**GIVEN PROBLEM**
State the number of lines that contain the word "تامین", and add nothing else.

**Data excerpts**

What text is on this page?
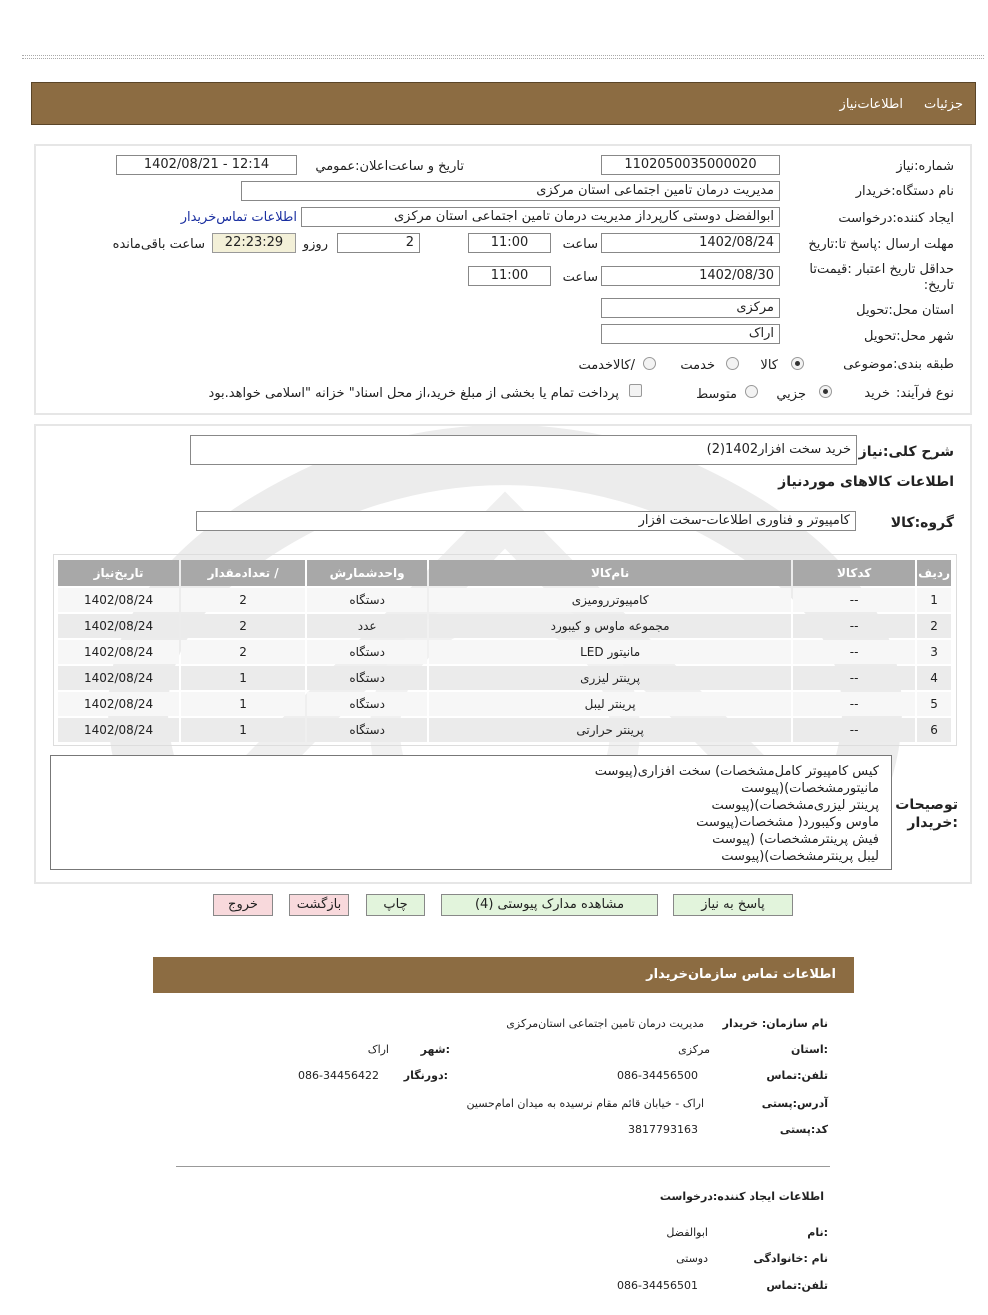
جزئیات
اطلاعات‌نیاز
شماره:نیاز
1102050035000020
تاریخ و ساعت‌اعلان:عمومي
1402/08/21 - 12:14
نام دستگاه:خریدار
مدیریت درمان تامین اجتماعی استان مرکزی
ایجاد کننده:درخواست
ابوالفضل دوستی کارپرداز مدیریت درمان تامین اجتماعی استان مرکزی
اطلاعات تماس‌خریدار
مهلت ارسال :پاسخ تا:تاریخ
1402/08/24
ساعت
11:00
2
روزو
22:23:29
ساعت باقی‌مانده
حداقل تاریخ اعتبار :قیمت‌تا
تاریخ:
1402/08/30
ساعت
11:00
استان محل:تحویل
مرکزی
شهر محل:تحویل
اراک
طبقه بندی:موضوعی
کالا
خدمت
/کالاخدمت
نوع فرآیند:
خرید
جزیي
متوسط
پرداخت تمام یا بخشی از مبلغ خرید،از محل اسناد" خزانه "اسلامی خواهد.بود
شرح کلی:نیاز
خرید سخت افزار1402(2)
اطلاعات کالاهای موردنیاز
گروه:کالا
کامپیوتر و فناوری اطلاعات-سخت افزار
ردیف	کدکالا	نام‌کالا	واحدشمارش	/ تعدادمقدار	تاریخ‌نیاز
1	--	کامپیوتررومیزی	دستگاه	2	1402/08/24
2	--	مجموعه ماوس و کیبورد	عدد	2	1402/08/24
3	--	مانیتور LED	دستگاه	2	1402/08/24
4	--	پرینتر لیزری	دستگاه	1	1402/08/24
5	--	پرینتر لیبل	دستگاه	1	1402/08/24
6	--	پرینتر حرارتی	دستگاه	1	1402/08/24
توصیحات
:خریدار
کیس کامپیوتر کامل‌مشخصات) سخت افزاری(پیوست
مانیتورمشخصات)(پیوست
پرینتر لیزری‌مشخصات)(پیوست
ماوس وکیبورد( مشخصات(پیوست
فیش پرینترمشخصات) (پیوست
لیبل پرینترمشخصات)(پیوست
پاسخ به نیاز
مشاهده مدارک پیوستی (4)
چاپ
بازگشت
خروج
اطلاعات تماس سازمان‌خریدار
نام سازمان: خریدار
مدیریت درمان تامین اجتماعی استان‌مرکزی
:استان
مرکزی
:شهر
اراک
تلفن:تماس
086-34456500
:دورنگار
086-34456422
آدرس:پستی
اراک - خیابان قائم مقام نرسیده به میدان امام‌حسین
کد:پستی
3817793163
اطلاعات ایجاد کننده:درخواست
:نام
ابوالفضل
نام :خانوادگی
دوستی
تلفن:تماس
086-34456501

**SOLVED EXERCISE**
3